EXTRACTED INFORMATION:
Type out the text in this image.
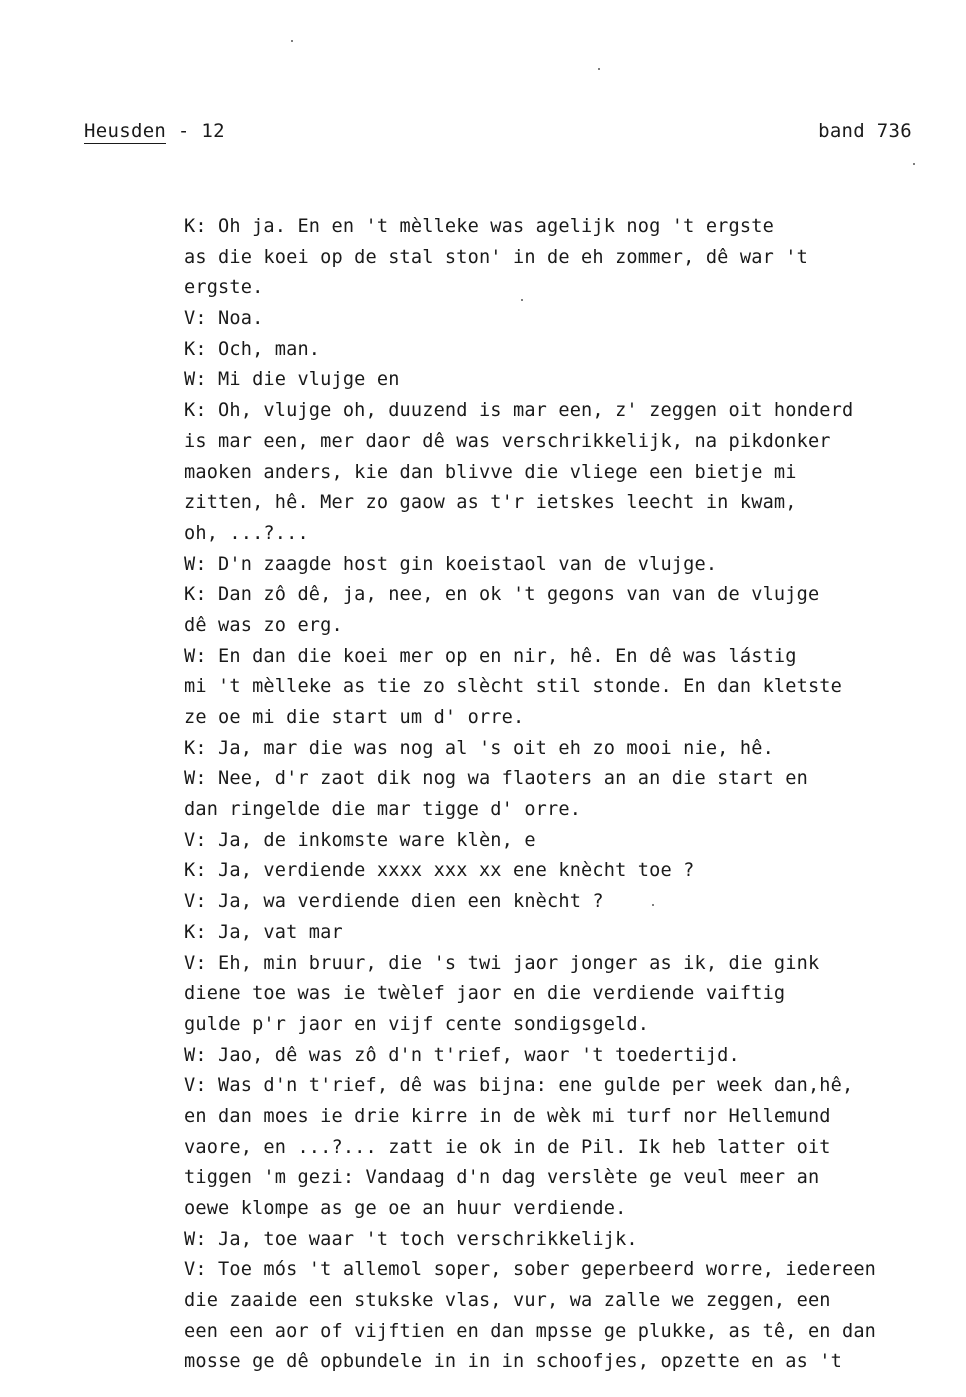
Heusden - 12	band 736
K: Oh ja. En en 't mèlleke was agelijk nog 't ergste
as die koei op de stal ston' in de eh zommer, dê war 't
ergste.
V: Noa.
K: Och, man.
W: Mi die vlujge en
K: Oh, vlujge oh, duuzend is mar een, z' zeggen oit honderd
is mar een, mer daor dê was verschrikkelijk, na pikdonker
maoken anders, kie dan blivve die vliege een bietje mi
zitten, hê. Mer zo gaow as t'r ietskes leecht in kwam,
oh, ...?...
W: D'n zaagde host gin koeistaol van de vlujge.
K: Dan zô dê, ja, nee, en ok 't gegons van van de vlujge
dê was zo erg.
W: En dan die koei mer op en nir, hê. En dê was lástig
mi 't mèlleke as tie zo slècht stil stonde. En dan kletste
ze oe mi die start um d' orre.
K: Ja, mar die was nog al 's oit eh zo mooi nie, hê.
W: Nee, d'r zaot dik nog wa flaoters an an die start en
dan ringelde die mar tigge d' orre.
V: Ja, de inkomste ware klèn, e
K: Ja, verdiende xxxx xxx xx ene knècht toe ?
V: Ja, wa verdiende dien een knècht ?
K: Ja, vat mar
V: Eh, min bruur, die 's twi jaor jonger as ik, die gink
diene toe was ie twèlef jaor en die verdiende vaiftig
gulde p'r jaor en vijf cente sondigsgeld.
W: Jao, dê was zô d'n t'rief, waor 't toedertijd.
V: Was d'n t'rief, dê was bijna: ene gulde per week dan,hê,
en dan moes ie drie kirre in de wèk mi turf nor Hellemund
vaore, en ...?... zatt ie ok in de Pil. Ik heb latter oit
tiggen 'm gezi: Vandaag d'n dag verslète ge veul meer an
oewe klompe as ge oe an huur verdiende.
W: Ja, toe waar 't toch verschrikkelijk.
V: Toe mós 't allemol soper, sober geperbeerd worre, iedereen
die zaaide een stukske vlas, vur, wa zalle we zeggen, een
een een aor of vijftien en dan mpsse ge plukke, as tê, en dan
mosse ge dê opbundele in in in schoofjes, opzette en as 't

WHAT THE EXERCISE ASKS:
Show every line from the entries above in which the word "gulde" appears.

RESULT OF THE EXERCISE:
gulde p'r jaor en vijf cente sondigsgeld.
V: Was d'n t'rief, dê was bijna: ene gulde per week dan,hê,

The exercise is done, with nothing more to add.